To be done:
Reproduce every record below exactly as it appears.
——————————
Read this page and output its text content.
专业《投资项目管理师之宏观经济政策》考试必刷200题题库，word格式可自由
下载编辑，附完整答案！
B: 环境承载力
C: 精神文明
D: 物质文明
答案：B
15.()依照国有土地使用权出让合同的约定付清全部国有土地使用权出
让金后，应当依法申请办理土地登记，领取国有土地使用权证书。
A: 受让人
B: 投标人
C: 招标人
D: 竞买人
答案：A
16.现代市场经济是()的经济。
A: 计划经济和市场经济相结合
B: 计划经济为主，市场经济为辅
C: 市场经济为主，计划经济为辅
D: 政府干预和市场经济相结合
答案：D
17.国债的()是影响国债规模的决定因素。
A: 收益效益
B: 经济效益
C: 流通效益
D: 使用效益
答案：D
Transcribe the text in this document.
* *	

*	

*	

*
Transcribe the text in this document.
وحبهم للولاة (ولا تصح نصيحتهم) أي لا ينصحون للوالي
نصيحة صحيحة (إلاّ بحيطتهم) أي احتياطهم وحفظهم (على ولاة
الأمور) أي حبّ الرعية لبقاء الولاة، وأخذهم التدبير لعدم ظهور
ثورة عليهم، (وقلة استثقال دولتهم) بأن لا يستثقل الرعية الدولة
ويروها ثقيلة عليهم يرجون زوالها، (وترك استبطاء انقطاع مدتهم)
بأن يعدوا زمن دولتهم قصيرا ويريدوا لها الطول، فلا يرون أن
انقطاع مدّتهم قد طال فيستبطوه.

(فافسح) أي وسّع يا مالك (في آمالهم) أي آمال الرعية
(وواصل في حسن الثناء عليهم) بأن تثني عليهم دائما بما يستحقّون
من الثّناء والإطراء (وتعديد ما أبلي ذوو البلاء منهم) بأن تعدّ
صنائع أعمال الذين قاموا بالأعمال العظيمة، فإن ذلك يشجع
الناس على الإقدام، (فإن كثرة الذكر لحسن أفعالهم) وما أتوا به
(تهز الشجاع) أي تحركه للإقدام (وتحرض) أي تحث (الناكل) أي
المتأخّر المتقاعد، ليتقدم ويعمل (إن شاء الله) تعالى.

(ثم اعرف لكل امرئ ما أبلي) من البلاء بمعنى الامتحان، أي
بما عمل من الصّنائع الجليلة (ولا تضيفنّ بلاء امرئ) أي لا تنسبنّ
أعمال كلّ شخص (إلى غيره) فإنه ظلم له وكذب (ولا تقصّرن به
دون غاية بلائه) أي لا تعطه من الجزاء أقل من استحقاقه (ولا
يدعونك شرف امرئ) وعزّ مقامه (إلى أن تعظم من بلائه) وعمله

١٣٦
——————————
Worked solution:
Read this page and output its text content.
专业《投资项目管理师之宏观经济政策》考试必刷200题题库，word格式可自由
下载编辑，附完整答案！
B: 环境承载力
C: 精神文明
D: 物质文明
答案：B
15.()依照国有土地使用权出让合同的约定付清全部国有土地使用权出
让金后，应当依法申请办理土地登记，领取国有土地使用权证书。
A: 受让人
B: 投标人
C: 招标人
D: 竞买人
答案：A
16.现代市场经济是()的经济。
A: 计划经济和市场经济相结合
B: 计划经济为主，市场经济为辅
C: 市场经济为主，计划经济为辅
D: 政府干预和市场经济相结合
答案：D
17.国债的()是影响国债规模的决定因素。
A: 收益效益
B: 经济效益
C: 流通效益
D: 使用效益
答案：D
Transcribe the text in this document.
* *	

*	

*	

*
Transcribe the text in this document.
وحبهم للولاة (ولا تصح نصيحتهم) أي لا ينصحون للوالي
نصيحة صحيحة (إلاّ بحيطتهم) أي احتياطهم وحفظهم (على ولاة
الأمور) أي حبّ الرعية لبقاء الولاة، وأخذهم التدبير لعدم ظهور
ثورة عليهم، (وقلة استثقال دولتهم) بأن لا يستثقل الرعية الدولة
ويروها ثقيلة عليهم يرجون زوالها، (وترك استبطاء انقطاع مدتهم)
بأن يعدوا زمن دولتهم قصيرا ويريدوا لها الطول، فلا يرون أن
انقطاع مدّتهم قد طال فيستبطوه.

(فافسح) أي وسّع يا مالك (في آمالهم) أي آمال الرعية
(وواصل في حسن الثناء عليهم) بأن تثني عليهم دائما بما يستحقّون
من الثّناء والإطراء (وتعديد ما أبلي ذوو البلاء منهم) بأن تعدّ
صنائع أعمال الذين قاموا بالأعمال العظيمة، فإن ذلك يشجع
الناس على الإقدام، (فإن كثرة الذكر لحسن أفعالهم) وما أتوا به
(تهز الشجاع) أي تحركه للإقدام (وتحرض) أي تحث (الناكل) أي
المتأخّر المتقاعد، ليتقدم ويعمل (إن شاء الله) تعالى.

(ثم اعرف لكل امرئ ما أبلي) من البلاء بمعنى الامتحان، أي
بما عمل من الصّنائع الجليلة (ولا تضيفنّ بلاء امرئ) أي لا تنسبنّ
أعمال كلّ شخص (إلى غيره) فإنه ظلم له وكذب (ولا تقصّرن به
دون غاية بلائه) أي لا تعطه من الجزاء أقل من استحقاقه (ولا
يدعونك شرف امرئ) وعزّ مقامه (إلى أن تعظم من بلائه) وعمله

١٣٦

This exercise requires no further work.